> **Records provided**:
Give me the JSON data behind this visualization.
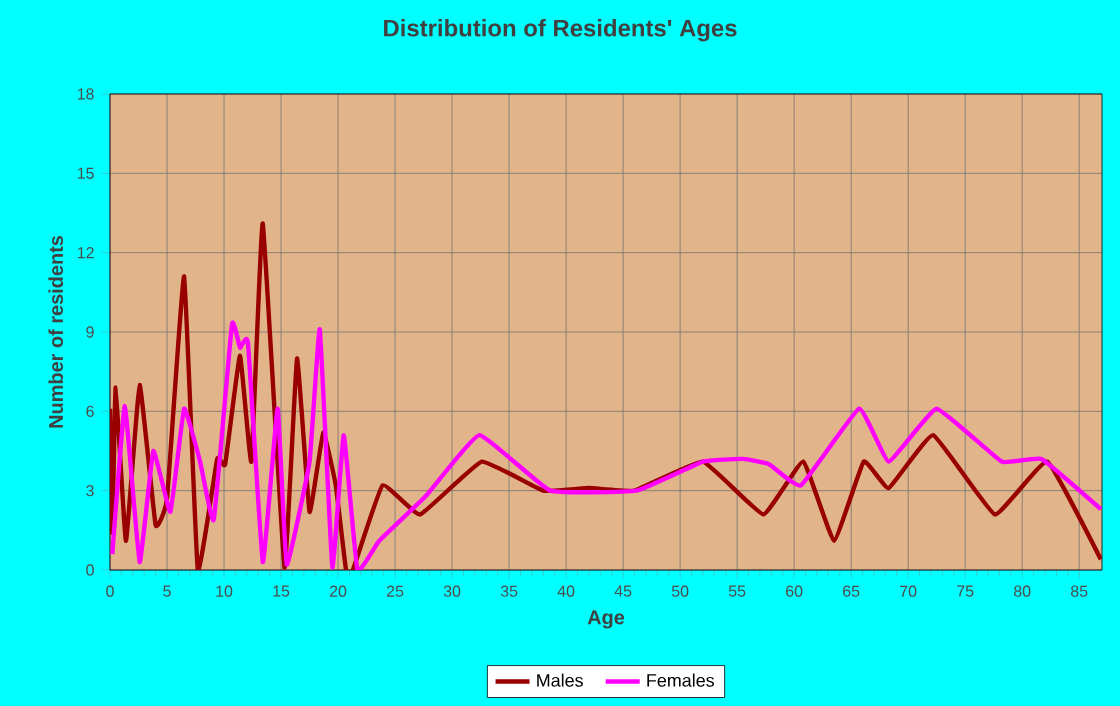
{
  "chart_data": {
    "type": "line",
    "title": "Distribution of Residents' Ages",
    "xlabel": "Age",
    "ylabel": "Number of residents",
    "xlim": [
      0,
      87
    ],
    "xticks": [
      0,
      5,
      10,
      15,
      20,
      25,
      30,
      35,
      40,
      45,
      50,
      55,
      60,
      65,
      70,
      75,
      80,
      85
    ],
    "ylim": [
      0,
      18
    ],
    "yticks": [
      0,
      3,
      6,
      9,
      12,
      15,
      18
    ],
    "grid": true,
    "legend": "bottom",
    "series": [
      {
        "name": "Males",
        "color": "#990000",
        "x": [
          0,
          0.2,
          0.5,
          1.4,
          2.6,
          4.0,
          5,
          6.5,
          7.7,
          9.4,
          10.1,
          11.4,
          12.4,
          13.4,
          15.3,
          16.4,
          17.5,
          18.7,
          19.8,
          20.7,
          21.3,
          23.9,
          27.2,
          32.6,
          38,
          42,
          46,
          52,
          57.3,
          60.8,
          63.5,
          66.1,
          68.3,
          72.2,
          77.6,
          82.2,
          86.9
        ],
        "values": [
          6.1,
          1.4,
          6.9,
          1.1,
          7.0,
          1.7,
          2.7,
          11.1,
          0,
          4.2,
          4.0,
          8.1,
          4.1,
          13.1,
          0.1,
          8.0,
          2.2,
          5.2,
          3.2,
          0,
          0,
          3.2,
          2.1,
          4.1,
          3.0,
          3.1,
          3.0,
          4.1,
          2.1,
          4.1,
          1.1,
          4.1,
          3.1,
          5.1,
          2.1,
          4.1,
          0.4
        ]
      },
      {
        "name": "Females",
        "color": "#ff00ff",
        "x": [
          0.2,
          1.3,
          2.6,
          3.8,
          5.3,
          6.5,
          7.9,
          9.1,
          10.7,
          11.4,
          12.1,
          13.4,
          14.7,
          15.5,
          17.5,
          18.4,
          19.5,
          20.5,
          21.7,
          23.6,
          27.7,
          32.4,
          38.6,
          46.2,
          52,
          55.5,
          57.8,
          60.6,
          65.7,
          68.3,
          72.5,
          78.2,
          81.7,
          86.9
        ],
        "values": [
          0.6,
          6.2,
          0.3,
          4.5,
          2.2,
          6.1,
          4.1,
          1.9,
          9.3,
          8.4,
          8.6,
          0.3,
          6.1,
          0.2,
          4.1,
          9.1,
          0.1,
          5.1,
          0,
          1.1,
          2.8,
          5.1,
          3.0,
          3.0,
          4.1,
          4.2,
          4.0,
          3.2,
          6.1,
          4.1,
          6.1,
          4.1,
          4.2,
          2.3
        ]
      }
    ]
  }
}
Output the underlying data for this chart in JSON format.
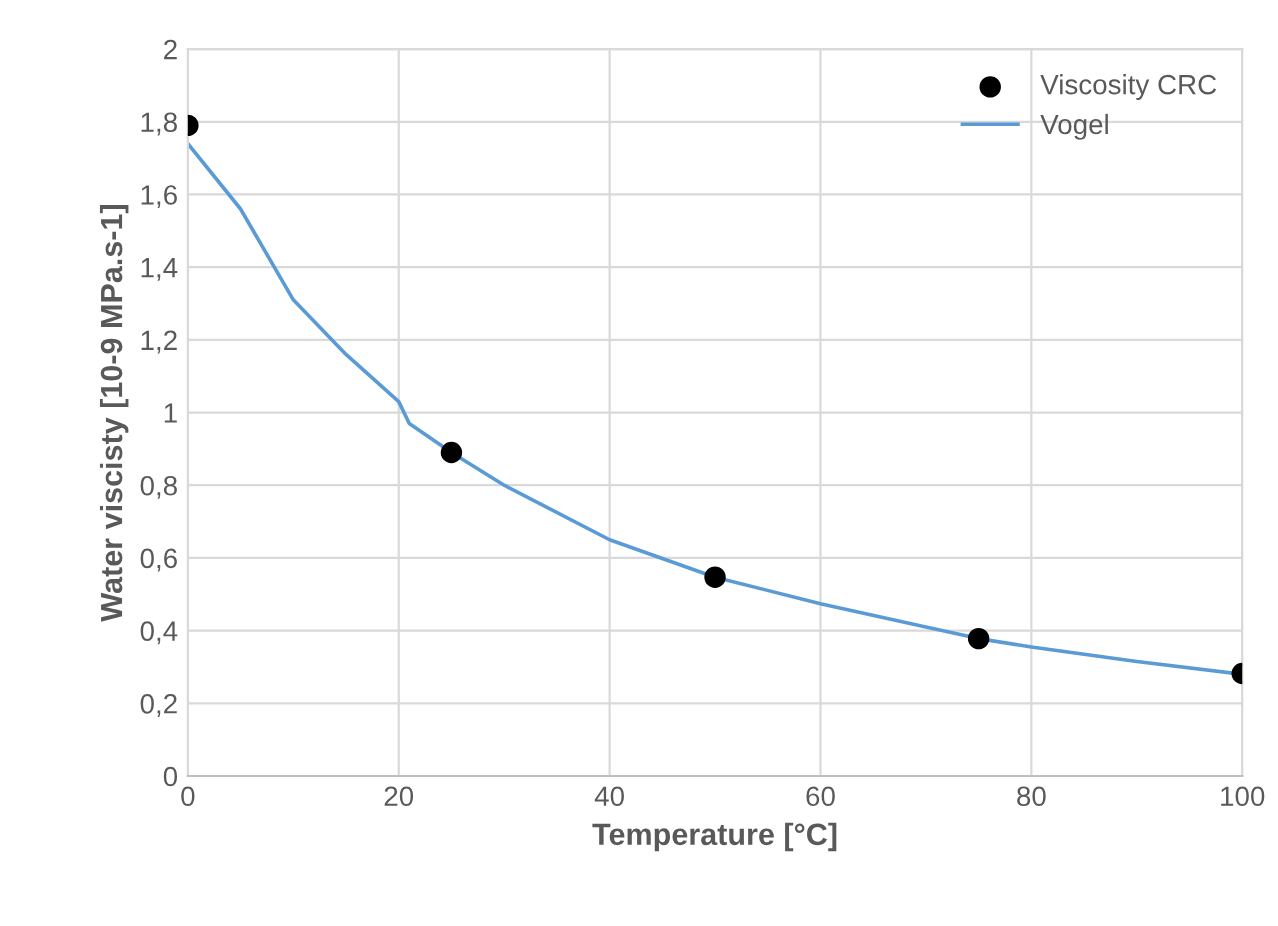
{
  "chart_data": {
    "type": "scatter",
    "xlabel": "Temperature [°C]",
    "ylabel": "Water viscisty [10-9 MPa.s-1]",
    "xlim": [
      0,
      100
    ],
    "xticks": [
      0,
      20,
      40,
      60,
      80,
      100
    ],
    "ylim": [
      0,
      2
    ],
    "yticks": [
      0,
      {
        "value": 0.2,
        "label": "0,2"
      },
      {
        "value": 0.4,
        "label": "0,4"
      },
      {
        "value": 0.6,
        "label": "0,6"
      },
      {
        "value": 0.8,
        "label": "0,8"
      },
      1,
      {
        "value": 1.2,
        "label": "1,2"
      },
      {
        "value": 1.4,
        "label": "1,4"
      },
      {
        "value": 1.6,
        "label": "1,6"
      },
      {
        "value": 1.8,
        "label": "1,8"
      },
      2
    ],
    "grid": true,
    "legend": "top right",
    "series": [
      {
        "name": "Viscosity CRC",
        "color": "#000000",
        "marker": "circle",
        "x": [
          0,
          25,
          50,
          75,
          100
        ],
        "values": [
          1.79,
          0.89,
          0.547,
          0.378,
          0.282
        ]
      },
      {
        "name": "Vogel",
        "type": "line",
        "color": "#5b9bd5",
        "marker": "none",
        "x": [
          0,
          5,
          10,
          15,
          20,
          21,
          25,
          30,
          40,
          50,
          60,
          70,
          75,
          80,
          90,
          100
        ],
        "values": [
          1.74,
          1.56,
          1.31,
          1.16,
          1.03,
          0.97,
          0.89,
          0.8,
          0.65,
          0.547,
          0.474,
          0.41,
          0.378,
          0.355,
          0.315,
          0.28
        ]
      }
    ]
  }
}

> **What you are asked to do**:
Repeat the listing verbatim. Skip the pictures.

> **Exercise answer**:
Give me the JSON data behind this visualization.
{
  "chart_data": {
    "type": "line",
    "title": "Distribution of Residents' Ages",
    "xlabel": "Age",
    "ylabel": "Number of residents",
    "xlim": [
      0,
      87
    ],
    "xticks": [
      0,
      5,
      10,
      15,
      20,
      25,
      30,
      35,
      40,
      45,
      50,
      55,
      60,
      65,
      70,
      75,
      80,
      85
    ],
    "ylim": [
      0,
      18
    ],
    "yticks": [
      0,
      3,
      6,
      9,
      12,
      15,
      18
    ],
    "grid": true,
    "legend": "bottom",
    "series": [
      {
        "name": "Males",
        "color": "#990000",
        "x": [
          0,
          0.2,
          0.5,
          1.4,
          2.6,
          4.0,
          5,
          6.5,
          7.7,
          9.4,
          10.1,
          11.4,
          12.4,
          13.4,
          15.3,
          16.4,
          17.5,
          18.7,
          19.8,
          20.7,
          21.3,
          23.9,
          27.2,
          32.6,
          38,
          42,
          46,
          52,
          57.3,
          60.8,
          63.5,
          66.1,
          68.3,
          72.2,
          77.6,
          82.2,
          86.9
        ],
        "values": [
          6.1,
          1.4,
          6.9,
          1.1,
          7.0,
          1.7,
          2.7,
          11.1,
          0,
          4.2,
          4.0,
          8.1,
          4.1,
          13.1,
          0.1,
          8.0,
          2.2,
          5.2,
          3.2,
          0,
          0,
          3.2,
          2.1,
          4.1,
          3.0,
          3.1,
          3.0,
          4.1,
          2.1,
          4.1,
          1.1,
          4.1,
          3.1,
          5.1,
          2.1,
          4.1,
          0.4
        ]
      },
      {
        "name": "Females",
        "color": "#ff00ff",
        "x": [
          0.2,
          1.3,
          2.6,
          3.8,
          5.3,
          6.5,
          7.9,
          9.1,
          10.7,
          11.4,
          12.1,
          13.4,
          14.7,
          15.5,
          17.5,
          18.4,
          19.5,
          20.5,
          21.7,
          23.6,
          27.7,
          32.4,
          38.6,
          46.2,
          52,
          55.5,
          57.8,
          60.6,
          65.7,
          68.3,
          72.5,
          78.2,
          81.7,
          86.9
        ],
        "values": [
          0.6,
          6.2,
          0.3,
          4.5,
          2.2,
          6.1,
          4.1,
          1.9,
          9.3,
          8.4,
          8.6,
          0.3,
          6.1,
          0.2,
          4.1,
          9.1,
          0.1,
          5.1,
          0,
          1.1,
          2.8,
          5.1,
          3.0,
          3.0,
          4.1,
          4.2,
          4.0,
          3.2,
          6.1,
          4.1,
          6.1,
          4.1,
          4.2,
          2.3
        ]
      }
    ]
  }
}
Output the underlying data for this chart in JSON format.
{
  "chart_data": {
    "type": "scatter",
    "xlabel": "Temperature [°C]",
    "ylabel": "Water viscisty [10-9 MPa.s-1]",
    "xlim": [
      0,
      100
    ],
    "xticks": [
      0,
      20,
      40,
      60,
      80,
      100
    ],
    "ylim": [
      0,
      2
    ],
    "yticks": [
      0,
      {
        "value": 0.2,
        "label": "0,2"
      },
      {
        "value": 0.4,
        "label": "0,4"
      },
      {
        "value": 0.6,
        "label": "0,6"
      },
      {
        "value": 0.8,
        "label": "0,8"
      },
      1,
      {
        "value": 1.2,
        "label": "1,2"
      },
      {
        "value": 1.4,
        "label": "1,4"
      },
      {
        "value": 1.6,
        "label": "1,6"
      },
      {
        "value": 1.8,
        "label": "1,8"
      },
      2
    ],
    "grid": true,
    "legend": "top right",
    "series": [
      {
        "name": "Viscosity CRC",
        "color": "#000000",
        "marker": "circle",
        "x": [
          0,
          25,
          50,
          75,
          100
        ],
        "values": [
          1.79,
          0.89,
          0.547,
          0.378,
          0.282
        ]
      },
      {
        "name": "Vogel",
        "type": "line",
        "color": "#5b9bd5",
        "marker": "none",
        "x": [
          0,
          5,
          10,
          15,
          20,
          21,
          25,
          30,
          40,
          50,
          60,
          70,
          75,
          80,
          90,
          100
        ],
        "values": [
          1.74,
          1.56,
          1.31,
          1.16,
          1.03,
          0.97,
          0.89,
          0.8,
          0.65,
          0.547,
          0.474,
          0.41,
          0.378,
          0.355,
          0.315,
          0.28
        ]
      }
    ]
  }
}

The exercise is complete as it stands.